▸ Rows:
((

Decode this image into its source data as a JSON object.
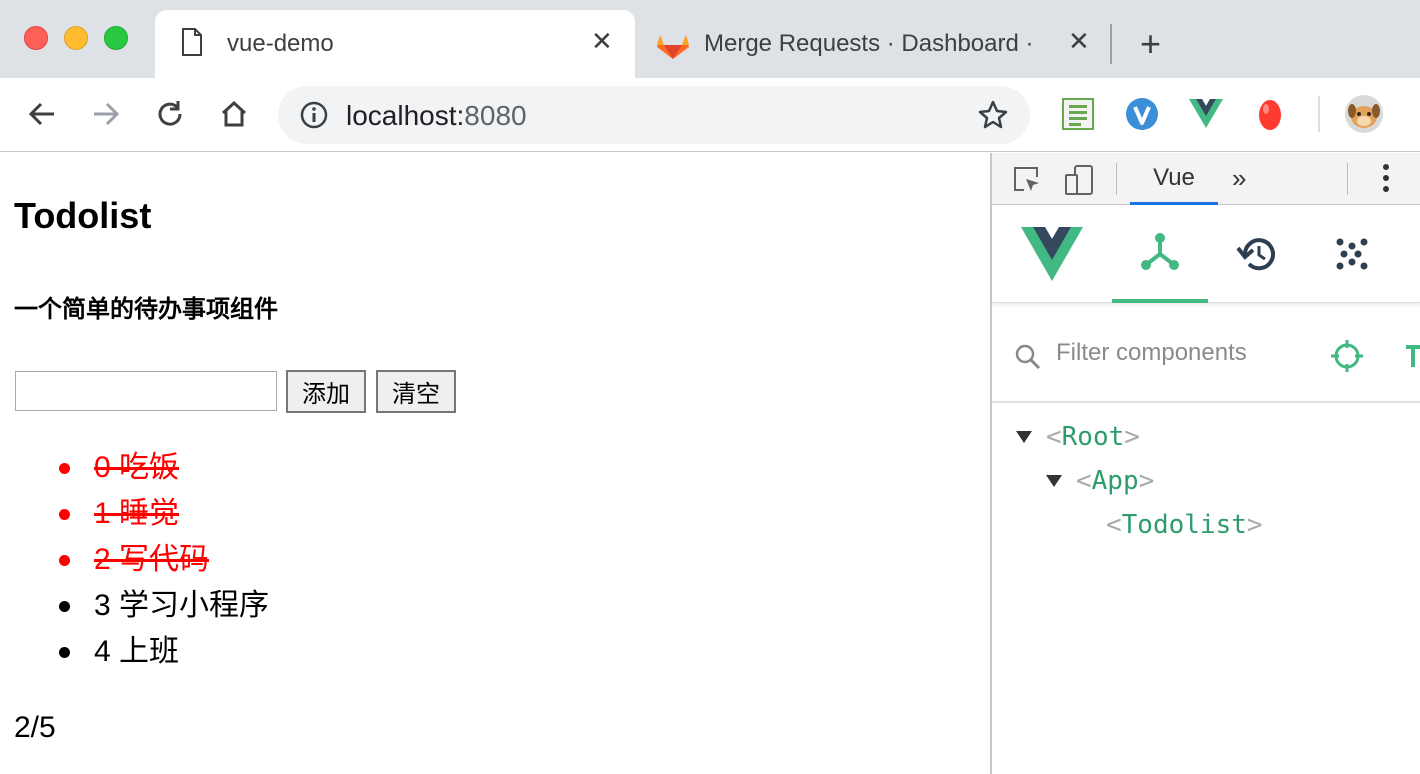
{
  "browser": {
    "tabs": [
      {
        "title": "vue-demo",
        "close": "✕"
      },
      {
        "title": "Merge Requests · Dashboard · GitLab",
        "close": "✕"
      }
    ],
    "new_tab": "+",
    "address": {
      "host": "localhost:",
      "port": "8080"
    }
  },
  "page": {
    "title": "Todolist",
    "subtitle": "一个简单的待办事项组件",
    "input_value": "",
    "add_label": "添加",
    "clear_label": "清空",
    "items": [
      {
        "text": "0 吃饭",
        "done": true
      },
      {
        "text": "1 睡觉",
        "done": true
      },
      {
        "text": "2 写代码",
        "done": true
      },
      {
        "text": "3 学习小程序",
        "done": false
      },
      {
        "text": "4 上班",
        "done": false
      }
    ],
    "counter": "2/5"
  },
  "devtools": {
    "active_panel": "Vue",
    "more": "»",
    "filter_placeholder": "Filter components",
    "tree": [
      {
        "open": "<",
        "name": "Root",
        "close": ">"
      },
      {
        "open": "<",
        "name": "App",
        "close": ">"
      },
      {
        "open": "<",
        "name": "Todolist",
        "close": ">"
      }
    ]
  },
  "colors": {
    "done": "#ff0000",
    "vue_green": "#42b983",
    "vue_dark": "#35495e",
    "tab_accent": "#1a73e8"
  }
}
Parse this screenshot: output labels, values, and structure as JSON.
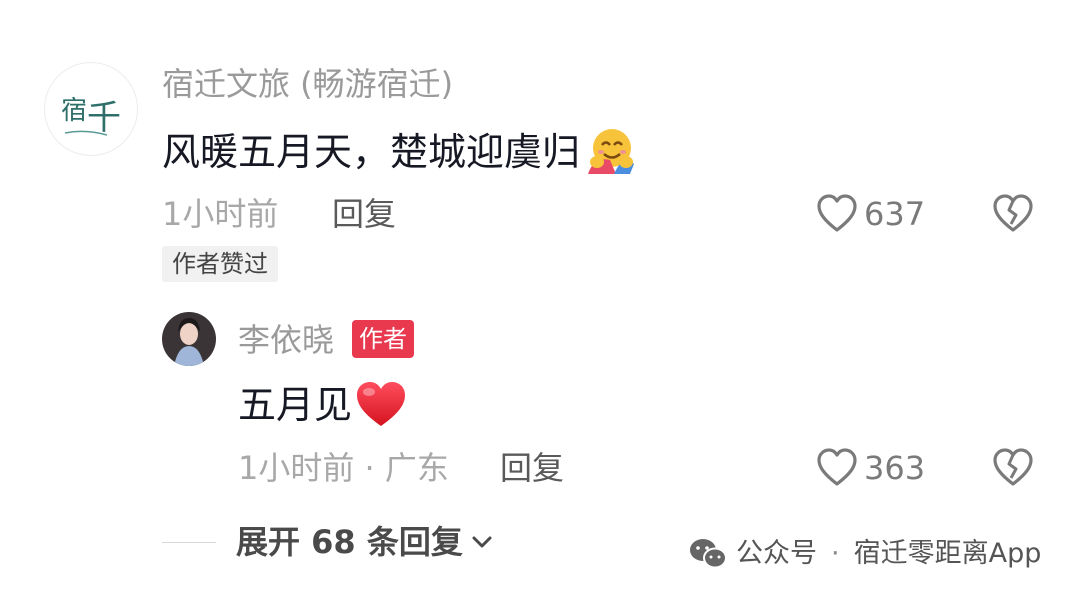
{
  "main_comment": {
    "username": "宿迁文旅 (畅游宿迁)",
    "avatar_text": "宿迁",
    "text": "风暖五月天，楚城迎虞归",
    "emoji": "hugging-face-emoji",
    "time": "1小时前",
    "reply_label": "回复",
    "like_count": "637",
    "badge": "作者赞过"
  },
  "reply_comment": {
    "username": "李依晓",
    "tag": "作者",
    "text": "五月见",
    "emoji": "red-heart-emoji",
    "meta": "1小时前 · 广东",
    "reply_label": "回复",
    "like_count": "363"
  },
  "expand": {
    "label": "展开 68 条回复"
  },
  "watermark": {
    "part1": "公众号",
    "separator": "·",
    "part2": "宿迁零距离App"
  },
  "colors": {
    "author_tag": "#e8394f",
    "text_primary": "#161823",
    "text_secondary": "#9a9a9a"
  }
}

))

▸ Exercise:
Search the data for the string "emoji" and copy each line where it appears.

▸ Complete output:
    "emoji": "hugging-face-emoji",
    "emoji": "red-heart-emoji",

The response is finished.